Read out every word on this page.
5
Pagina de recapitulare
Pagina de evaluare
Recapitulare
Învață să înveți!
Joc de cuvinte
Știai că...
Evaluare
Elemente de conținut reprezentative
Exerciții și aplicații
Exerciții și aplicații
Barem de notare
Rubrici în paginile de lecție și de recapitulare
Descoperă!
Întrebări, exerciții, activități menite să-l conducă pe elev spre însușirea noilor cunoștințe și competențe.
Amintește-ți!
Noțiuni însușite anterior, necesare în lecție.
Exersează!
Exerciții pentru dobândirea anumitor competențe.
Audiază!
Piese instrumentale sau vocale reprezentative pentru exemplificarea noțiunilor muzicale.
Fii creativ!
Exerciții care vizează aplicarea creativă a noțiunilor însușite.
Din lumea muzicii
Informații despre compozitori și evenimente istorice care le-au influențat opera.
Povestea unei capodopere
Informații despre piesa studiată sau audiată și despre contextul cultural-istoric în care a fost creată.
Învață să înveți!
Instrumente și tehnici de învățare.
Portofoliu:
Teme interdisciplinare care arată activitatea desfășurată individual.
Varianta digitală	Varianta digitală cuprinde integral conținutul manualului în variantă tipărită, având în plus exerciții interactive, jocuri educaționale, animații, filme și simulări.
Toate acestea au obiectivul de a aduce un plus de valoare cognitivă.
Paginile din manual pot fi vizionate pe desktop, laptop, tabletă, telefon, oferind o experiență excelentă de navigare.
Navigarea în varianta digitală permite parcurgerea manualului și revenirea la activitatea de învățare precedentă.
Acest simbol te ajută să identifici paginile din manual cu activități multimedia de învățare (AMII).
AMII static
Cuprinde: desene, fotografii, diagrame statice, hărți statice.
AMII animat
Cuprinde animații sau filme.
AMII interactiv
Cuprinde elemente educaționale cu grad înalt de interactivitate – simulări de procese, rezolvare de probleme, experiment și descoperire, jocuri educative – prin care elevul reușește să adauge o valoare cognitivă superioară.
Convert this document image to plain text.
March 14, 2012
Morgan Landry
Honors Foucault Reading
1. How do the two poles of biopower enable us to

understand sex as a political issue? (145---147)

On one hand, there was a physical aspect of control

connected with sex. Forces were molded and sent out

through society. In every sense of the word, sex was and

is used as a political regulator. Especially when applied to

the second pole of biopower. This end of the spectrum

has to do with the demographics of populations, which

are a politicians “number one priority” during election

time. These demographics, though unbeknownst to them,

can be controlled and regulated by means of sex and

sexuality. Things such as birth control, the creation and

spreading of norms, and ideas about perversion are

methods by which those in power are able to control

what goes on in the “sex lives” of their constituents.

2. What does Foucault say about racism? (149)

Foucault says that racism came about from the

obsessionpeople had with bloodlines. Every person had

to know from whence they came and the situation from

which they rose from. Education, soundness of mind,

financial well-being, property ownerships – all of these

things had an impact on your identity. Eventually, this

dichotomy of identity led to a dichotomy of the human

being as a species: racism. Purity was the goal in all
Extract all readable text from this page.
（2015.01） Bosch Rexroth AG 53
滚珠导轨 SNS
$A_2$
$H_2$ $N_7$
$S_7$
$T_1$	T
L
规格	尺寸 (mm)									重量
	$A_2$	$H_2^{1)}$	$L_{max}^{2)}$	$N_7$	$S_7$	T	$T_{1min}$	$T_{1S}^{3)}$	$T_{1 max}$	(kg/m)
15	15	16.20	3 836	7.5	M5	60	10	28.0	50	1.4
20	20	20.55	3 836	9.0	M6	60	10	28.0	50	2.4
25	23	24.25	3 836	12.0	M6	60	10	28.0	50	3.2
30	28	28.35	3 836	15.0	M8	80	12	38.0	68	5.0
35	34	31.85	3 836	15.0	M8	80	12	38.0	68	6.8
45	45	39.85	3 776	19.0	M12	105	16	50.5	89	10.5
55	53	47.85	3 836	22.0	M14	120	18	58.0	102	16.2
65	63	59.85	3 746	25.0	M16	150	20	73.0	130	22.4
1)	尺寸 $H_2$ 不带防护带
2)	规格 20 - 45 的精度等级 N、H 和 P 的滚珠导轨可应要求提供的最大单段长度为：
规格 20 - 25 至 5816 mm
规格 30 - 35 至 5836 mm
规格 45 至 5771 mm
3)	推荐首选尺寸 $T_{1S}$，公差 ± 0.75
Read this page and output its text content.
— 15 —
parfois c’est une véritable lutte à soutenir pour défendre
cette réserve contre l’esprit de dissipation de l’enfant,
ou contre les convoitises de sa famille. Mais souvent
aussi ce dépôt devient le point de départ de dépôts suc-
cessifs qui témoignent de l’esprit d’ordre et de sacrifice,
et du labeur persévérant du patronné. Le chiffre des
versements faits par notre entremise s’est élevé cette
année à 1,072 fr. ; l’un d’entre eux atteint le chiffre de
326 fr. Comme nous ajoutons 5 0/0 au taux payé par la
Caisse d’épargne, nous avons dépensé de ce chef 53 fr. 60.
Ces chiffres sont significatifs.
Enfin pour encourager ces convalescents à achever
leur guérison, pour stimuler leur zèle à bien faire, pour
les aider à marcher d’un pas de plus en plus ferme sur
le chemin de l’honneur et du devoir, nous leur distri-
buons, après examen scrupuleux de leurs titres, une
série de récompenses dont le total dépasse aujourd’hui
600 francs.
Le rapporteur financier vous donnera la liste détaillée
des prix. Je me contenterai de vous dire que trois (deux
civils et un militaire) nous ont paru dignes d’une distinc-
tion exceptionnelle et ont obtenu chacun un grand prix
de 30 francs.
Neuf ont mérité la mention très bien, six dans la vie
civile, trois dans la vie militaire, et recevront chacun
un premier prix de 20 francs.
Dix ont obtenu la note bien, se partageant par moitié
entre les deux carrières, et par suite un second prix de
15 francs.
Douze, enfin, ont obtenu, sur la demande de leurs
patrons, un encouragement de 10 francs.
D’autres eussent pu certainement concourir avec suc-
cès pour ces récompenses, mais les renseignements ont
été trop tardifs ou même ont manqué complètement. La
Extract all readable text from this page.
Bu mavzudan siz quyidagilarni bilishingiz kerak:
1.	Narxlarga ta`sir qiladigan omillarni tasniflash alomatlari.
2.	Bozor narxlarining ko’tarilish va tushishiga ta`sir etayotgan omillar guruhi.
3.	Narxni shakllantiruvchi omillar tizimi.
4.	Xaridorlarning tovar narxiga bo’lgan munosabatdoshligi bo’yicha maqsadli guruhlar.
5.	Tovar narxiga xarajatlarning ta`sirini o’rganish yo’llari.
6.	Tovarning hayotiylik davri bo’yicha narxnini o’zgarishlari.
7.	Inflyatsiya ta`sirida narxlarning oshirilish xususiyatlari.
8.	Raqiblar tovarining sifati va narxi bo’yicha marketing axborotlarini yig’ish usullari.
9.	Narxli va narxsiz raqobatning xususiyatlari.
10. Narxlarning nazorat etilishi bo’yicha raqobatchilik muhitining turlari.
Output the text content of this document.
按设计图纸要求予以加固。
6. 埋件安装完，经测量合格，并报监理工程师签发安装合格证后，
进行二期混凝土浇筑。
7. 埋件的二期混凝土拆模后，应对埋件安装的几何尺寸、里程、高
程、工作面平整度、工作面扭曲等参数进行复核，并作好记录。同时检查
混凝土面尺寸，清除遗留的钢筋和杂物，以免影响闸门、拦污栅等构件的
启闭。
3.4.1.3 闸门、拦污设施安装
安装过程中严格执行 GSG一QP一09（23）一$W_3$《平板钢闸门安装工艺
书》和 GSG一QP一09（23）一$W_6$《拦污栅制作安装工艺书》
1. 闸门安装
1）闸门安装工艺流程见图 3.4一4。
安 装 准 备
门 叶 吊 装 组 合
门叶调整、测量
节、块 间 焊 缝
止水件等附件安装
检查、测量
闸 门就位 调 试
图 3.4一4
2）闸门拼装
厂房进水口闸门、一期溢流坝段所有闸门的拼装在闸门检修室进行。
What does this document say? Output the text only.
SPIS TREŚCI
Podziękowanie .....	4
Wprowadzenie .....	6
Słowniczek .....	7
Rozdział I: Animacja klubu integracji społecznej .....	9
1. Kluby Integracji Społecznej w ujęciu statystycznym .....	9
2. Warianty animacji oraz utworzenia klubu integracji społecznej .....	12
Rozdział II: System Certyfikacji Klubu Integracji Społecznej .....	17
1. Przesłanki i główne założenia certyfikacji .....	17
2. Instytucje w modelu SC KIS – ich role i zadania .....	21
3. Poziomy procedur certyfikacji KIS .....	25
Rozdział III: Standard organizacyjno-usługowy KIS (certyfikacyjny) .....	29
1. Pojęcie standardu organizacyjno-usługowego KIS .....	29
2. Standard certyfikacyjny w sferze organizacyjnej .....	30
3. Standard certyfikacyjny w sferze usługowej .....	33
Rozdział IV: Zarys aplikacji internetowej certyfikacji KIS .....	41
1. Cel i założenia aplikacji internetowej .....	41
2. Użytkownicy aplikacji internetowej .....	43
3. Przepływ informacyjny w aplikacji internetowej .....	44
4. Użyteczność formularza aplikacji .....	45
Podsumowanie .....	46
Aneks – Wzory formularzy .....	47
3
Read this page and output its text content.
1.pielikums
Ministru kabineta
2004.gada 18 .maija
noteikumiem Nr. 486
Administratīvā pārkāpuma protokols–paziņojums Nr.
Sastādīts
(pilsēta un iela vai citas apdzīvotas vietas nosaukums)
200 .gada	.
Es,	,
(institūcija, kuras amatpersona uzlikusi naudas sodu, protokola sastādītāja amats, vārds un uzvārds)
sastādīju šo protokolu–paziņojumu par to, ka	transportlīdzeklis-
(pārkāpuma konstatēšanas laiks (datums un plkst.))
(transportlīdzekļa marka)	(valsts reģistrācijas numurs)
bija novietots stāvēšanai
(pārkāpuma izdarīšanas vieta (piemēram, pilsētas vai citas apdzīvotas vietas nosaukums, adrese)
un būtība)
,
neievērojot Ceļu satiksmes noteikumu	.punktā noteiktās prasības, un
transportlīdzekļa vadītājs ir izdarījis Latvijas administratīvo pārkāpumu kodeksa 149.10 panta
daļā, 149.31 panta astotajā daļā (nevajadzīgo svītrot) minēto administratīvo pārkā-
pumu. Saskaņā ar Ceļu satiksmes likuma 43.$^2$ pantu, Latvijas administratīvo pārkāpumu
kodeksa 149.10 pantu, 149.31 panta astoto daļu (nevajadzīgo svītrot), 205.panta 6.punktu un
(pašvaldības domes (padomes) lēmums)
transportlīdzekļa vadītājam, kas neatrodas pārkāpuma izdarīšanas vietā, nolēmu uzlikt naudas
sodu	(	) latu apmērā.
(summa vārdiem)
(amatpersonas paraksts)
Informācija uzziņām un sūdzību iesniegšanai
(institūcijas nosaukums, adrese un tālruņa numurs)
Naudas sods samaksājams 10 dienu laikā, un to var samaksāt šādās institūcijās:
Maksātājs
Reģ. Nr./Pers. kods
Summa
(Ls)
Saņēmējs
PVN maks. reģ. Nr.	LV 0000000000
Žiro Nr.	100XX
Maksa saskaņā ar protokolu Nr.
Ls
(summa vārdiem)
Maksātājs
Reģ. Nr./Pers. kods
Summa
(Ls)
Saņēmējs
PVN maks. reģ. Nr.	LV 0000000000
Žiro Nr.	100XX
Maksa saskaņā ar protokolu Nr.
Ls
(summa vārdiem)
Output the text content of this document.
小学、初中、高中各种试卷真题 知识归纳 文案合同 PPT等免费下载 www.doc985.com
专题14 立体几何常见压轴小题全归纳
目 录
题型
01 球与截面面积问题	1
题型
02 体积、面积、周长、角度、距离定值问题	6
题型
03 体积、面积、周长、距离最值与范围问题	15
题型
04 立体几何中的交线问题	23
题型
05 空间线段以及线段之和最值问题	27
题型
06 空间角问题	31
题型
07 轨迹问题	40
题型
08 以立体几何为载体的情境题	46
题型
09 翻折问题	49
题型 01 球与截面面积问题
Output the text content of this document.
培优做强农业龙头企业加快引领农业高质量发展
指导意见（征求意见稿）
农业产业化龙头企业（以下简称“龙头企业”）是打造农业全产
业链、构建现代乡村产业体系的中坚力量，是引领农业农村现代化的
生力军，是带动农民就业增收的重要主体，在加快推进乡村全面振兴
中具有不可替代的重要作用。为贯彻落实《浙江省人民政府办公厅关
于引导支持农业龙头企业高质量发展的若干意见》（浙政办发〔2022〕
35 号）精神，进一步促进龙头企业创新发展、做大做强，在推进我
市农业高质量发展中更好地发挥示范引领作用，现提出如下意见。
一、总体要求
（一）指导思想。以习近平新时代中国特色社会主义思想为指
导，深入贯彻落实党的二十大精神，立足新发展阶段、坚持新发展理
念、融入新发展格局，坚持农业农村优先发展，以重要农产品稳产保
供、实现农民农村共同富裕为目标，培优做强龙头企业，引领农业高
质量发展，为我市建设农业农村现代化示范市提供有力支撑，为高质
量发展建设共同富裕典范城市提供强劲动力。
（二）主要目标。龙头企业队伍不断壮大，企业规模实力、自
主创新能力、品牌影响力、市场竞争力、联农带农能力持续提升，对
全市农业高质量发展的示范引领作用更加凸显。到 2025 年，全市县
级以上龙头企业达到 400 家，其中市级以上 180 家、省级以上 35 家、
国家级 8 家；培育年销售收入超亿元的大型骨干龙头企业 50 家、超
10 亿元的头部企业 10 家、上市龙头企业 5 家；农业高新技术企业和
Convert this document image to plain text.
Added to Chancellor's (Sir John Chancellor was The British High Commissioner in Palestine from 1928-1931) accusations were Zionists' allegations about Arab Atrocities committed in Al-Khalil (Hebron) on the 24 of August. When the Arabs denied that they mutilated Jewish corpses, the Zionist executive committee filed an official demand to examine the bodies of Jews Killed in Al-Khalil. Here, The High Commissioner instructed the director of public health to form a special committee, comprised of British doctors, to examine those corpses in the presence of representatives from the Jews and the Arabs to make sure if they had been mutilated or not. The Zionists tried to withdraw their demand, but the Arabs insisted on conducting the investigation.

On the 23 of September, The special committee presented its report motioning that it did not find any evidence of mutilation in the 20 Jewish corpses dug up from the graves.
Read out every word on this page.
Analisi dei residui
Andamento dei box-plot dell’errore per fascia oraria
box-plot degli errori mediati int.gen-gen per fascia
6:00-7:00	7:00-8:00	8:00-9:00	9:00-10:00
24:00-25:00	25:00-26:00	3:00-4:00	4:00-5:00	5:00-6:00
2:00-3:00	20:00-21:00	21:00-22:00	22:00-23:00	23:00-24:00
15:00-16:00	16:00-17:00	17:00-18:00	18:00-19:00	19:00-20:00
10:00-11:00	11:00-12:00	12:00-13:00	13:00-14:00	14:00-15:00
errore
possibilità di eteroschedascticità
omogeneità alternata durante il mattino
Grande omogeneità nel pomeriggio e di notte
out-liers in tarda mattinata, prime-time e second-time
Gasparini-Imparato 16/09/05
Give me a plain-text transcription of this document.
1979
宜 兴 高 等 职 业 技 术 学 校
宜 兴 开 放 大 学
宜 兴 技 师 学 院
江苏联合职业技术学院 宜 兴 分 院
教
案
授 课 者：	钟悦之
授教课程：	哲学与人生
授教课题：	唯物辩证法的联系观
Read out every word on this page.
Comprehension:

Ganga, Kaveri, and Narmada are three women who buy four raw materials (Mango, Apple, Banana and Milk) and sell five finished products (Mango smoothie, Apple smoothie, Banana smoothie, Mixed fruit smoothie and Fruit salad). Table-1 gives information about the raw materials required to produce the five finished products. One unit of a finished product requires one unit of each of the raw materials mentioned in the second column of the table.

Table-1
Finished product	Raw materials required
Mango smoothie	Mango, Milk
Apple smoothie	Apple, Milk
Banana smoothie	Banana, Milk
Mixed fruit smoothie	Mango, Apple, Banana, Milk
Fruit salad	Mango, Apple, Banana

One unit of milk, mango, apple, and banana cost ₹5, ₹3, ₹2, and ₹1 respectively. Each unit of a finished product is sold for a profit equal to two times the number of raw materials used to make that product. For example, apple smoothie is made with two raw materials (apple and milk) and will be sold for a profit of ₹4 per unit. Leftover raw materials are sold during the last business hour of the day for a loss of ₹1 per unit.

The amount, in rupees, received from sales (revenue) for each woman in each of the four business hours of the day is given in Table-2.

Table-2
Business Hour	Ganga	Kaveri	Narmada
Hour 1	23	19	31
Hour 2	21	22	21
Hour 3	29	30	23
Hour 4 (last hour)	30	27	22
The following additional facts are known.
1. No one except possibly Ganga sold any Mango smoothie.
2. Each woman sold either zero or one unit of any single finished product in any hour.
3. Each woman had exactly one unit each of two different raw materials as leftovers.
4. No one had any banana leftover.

⁂

_Required task_
Above are some records. Count the lines among them with the word "organizacyjno", and answer with the number only.

_Answer to this exercise_
2